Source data
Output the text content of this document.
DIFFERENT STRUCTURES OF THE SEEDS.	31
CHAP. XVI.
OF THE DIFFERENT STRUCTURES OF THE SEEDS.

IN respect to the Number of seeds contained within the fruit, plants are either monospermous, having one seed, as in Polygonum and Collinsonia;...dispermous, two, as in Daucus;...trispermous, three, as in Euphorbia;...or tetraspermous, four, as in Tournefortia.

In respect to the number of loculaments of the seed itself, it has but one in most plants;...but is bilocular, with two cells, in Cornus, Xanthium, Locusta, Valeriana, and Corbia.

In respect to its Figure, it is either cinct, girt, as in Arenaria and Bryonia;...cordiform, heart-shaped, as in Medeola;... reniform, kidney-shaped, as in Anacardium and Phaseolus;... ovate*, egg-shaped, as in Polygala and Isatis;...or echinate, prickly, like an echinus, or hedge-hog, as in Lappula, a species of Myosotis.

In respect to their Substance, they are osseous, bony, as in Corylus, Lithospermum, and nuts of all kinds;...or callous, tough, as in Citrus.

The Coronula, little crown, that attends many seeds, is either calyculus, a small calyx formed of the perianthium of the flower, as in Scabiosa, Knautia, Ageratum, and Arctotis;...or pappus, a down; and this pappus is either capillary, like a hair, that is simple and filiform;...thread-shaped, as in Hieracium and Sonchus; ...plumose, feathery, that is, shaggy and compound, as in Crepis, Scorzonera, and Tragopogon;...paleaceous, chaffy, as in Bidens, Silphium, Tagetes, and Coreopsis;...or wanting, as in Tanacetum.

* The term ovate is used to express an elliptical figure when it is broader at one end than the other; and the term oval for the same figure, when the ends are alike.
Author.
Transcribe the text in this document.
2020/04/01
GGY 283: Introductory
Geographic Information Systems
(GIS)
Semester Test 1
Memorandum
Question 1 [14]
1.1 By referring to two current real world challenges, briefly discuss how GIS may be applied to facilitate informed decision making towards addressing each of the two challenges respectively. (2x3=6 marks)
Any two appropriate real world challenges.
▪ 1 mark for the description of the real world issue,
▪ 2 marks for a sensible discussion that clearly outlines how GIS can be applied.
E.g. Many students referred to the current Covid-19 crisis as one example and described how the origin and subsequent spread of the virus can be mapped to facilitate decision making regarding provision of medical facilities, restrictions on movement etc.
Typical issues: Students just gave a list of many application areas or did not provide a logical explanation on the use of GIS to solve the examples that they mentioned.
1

* PROBLEM DESCRIPTION *
Set down exactly, and only, the lines from the one containing "Transcribe the text in this document." to the final line of the data.

* PROBLEM SOLUTION *
Transcribe the text in this document.
2020/04/01
GGY 283: Introductory
Geographic Information Systems
(GIS)
Semester Test 1
Memorandum
Question 1 [14]
1.1 By referring to two current real world challenges, briefly discuss how GIS may be applied to facilitate informed decision making towards addressing each of the two challenges respectively. (2x3=6 marks)
Any two appropriate real world challenges.
▪ 1 mark for the description of the real world issue,
▪ 2 marks for a sensible discussion that clearly outlines how GIS can be applied.
E.g. Many students referred to the current Covid-19 crisis as one example and described how the origin and subsequent spread of the virus can be mapped to facilitate decision making regarding provision of medical facilities, restrictions on movement etc.
Typical issues: Students just gave a list of many application areas or did not provide a logical explanation on the use of GIS to solve the examples that they mentioned.
1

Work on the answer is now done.